(Source data)
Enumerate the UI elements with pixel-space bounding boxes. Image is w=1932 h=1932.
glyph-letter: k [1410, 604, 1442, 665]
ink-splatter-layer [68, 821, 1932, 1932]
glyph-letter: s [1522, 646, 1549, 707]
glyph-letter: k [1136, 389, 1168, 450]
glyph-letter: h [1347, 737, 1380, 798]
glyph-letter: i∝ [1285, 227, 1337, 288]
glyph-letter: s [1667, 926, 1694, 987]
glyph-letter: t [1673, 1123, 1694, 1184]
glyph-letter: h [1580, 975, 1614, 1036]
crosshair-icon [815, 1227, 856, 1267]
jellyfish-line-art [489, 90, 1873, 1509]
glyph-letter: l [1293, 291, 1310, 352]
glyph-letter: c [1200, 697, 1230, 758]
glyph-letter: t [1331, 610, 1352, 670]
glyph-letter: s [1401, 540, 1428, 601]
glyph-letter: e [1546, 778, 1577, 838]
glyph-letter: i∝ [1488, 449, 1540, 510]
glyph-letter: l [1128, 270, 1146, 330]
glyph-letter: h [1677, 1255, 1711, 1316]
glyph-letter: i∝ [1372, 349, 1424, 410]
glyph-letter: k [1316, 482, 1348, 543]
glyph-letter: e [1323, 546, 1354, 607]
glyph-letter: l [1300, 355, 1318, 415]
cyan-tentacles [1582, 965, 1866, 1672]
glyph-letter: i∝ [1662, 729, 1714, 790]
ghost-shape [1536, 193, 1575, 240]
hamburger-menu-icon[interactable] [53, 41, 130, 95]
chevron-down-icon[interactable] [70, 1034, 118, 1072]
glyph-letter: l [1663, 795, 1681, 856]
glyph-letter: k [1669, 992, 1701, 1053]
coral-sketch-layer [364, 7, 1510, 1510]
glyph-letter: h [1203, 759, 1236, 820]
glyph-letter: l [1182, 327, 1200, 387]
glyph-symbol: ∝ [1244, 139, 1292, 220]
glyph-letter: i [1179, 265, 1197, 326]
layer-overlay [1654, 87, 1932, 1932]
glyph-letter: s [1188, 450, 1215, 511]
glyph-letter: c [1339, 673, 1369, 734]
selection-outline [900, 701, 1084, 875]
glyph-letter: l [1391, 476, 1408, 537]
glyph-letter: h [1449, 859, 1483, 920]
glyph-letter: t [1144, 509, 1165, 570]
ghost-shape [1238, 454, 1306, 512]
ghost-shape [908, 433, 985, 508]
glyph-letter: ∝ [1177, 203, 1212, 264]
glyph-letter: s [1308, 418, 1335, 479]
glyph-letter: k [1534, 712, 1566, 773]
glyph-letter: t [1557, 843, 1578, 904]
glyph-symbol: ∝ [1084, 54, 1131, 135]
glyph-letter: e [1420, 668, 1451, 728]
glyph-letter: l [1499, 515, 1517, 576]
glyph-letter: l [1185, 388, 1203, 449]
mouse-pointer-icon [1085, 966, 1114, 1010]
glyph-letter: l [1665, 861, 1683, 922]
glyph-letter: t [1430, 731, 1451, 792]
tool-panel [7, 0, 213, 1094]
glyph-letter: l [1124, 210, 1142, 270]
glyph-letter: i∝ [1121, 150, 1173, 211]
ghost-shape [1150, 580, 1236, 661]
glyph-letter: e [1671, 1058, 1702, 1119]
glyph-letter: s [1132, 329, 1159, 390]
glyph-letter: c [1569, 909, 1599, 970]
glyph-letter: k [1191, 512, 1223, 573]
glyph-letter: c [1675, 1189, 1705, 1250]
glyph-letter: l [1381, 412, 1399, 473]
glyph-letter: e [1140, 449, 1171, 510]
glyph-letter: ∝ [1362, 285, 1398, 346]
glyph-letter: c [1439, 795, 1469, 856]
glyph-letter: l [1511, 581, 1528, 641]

**The problem**: Reproduce every line of the records above verbatim, from the first line to the last.

**Written answer**:
Enumerate the UI elements with pixel-space bounding boxes. Image is w=1932 h=1932.
glyph-letter: k [1410, 604, 1442, 665]
ink-splatter-layer [68, 821, 1932, 1932]
glyph-letter: s [1522, 646, 1549, 707]
glyph-letter: k [1136, 389, 1168, 450]
glyph-letter: h [1347, 737, 1380, 798]
glyph-letter: i∝ [1285, 227, 1337, 288]
glyph-letter: s [1667, 926, 1694, 987]
glyph-letter: t [1673, 1123, 1694, 1184]
glyph-letter: h [1580, 975, 1614, 1036]
crosshair-icon [815, 1227, 856, 1267]
jellyfish-line-art [489, 90, 1873, 1509]
glyph-letter: l [1293, 291, 1310, 352]
glyph-letter: c [1200, 697, 1230, 758]
glyph-letter: t [1331, 610, 1352, 670]
glyph-letter: s [1401, 540, 1428, 601]
glyph-letter: e [1546, 778, 1577, 838]
glyph-letter: i∝ [1488, 449, 1540, 510]
glyph-letter: l [1128, 270, 1146, 330]
glyph-letter: h [1677, 1255, 1711, 1316]
glyph-letter: i∝ [1372, 349, 1424, 410]
glyph-letter: k [1316, 482, 1348, 543]
glyph-letter: e [1323, 546, 1354, 607]
glyph-letter: l [1300, 355, 1318, 415]
cyan-tentacles [1582, 965, 1866, 1672]
glyph-letter: i∝ [1662, 729, 1714, 790]
ghost-shape [1536, 193, 1575, 240]
hamburger-menu-icon[interactable] [53, 41, 130, 95]
chevron-down-icon[interactable] [70, 1034, 118, 1072]
glyph-letter: l [1663, 795, 1681, 856]
glyph-letter: k [1669, 992, 1701, 1053]
coral-sketch-layer [364, 7, 1510, 1510]
glyph-letter: h [1203, 759, 1236, 820]
glyph-letter: l [1182, 327, 1200, 387]
glyph-symbol: ∝ [1244, 139, 1292, 220]
glyph-letter: i [1179, 265, 1197, 326]
layer-overlay [1654, 87, 1932, 1932]
glyph-letter: s [1188, 450, 1215, 511]
glyph-letter: c [1339, 673, 1369, 734]
selection-outline [900, 701, 1084, 875]
glyph-letter: l [1391, 476, 1408, 537]
glyph-letter: h [1449, 859, 1483, 920]
glyph-letter: t [1144, 509, 1165, 570]
ghost-shape [1238, 454, 1306, 512]
ghost-shape [908, 433, 985, 508]
glyph-letter: ∝ [1177, 203, 1212, 264]
glyph-letter: s [1308, 418, 1335, 479]
glyph-letter: k [1534, 712, 1566, 773]
glyph-letter: t [1557, 843, 1578, 904]
glyph-symbol: ∝ [1084, 54, 1131, 135]
glyph-letter: e [1420, 668, 1451, 728]
glyph-letter: l [1499, 515, 1517, 576]
glyph-letter: l [1185, 388, 1203, 449]
mouse-pointer-icon [1085, 966, 1114, 1010]
glyph-letter: l [1665, 861, 1683, 922]
glyph-letter: t [1430, 731, 1451, 792]
tool-panel [7, 0, 213, 1094]
glyph-letter: l [1124, 210, 1142, 270]
glyph-letter: i∝ [1121, 150, 1173, 211]
ghost-shape [1150, 580, 1236, 661]
glyph-letter: e [1671, 1058, 1702, 1119]
glyph-letter: s [1132, 329, 1159, 390]
glyph-letter: c [1569, 909, 1599, 970]
glyph-letter: k [1191, 512, 1223, 573]
glyph-letter: c [1675, 1189, 1705, 1250]
glyph-letter: l [1381, 412, 1399, 473]
glyph-letter: e [1140, 449, 1171, 510]
glyph-letter: ∝ [1362, 285, 1398, 346]
glyph-letter: c [1439, 795, 1469, 856]
glyph-letter: l [1511, 581, 1528, 641]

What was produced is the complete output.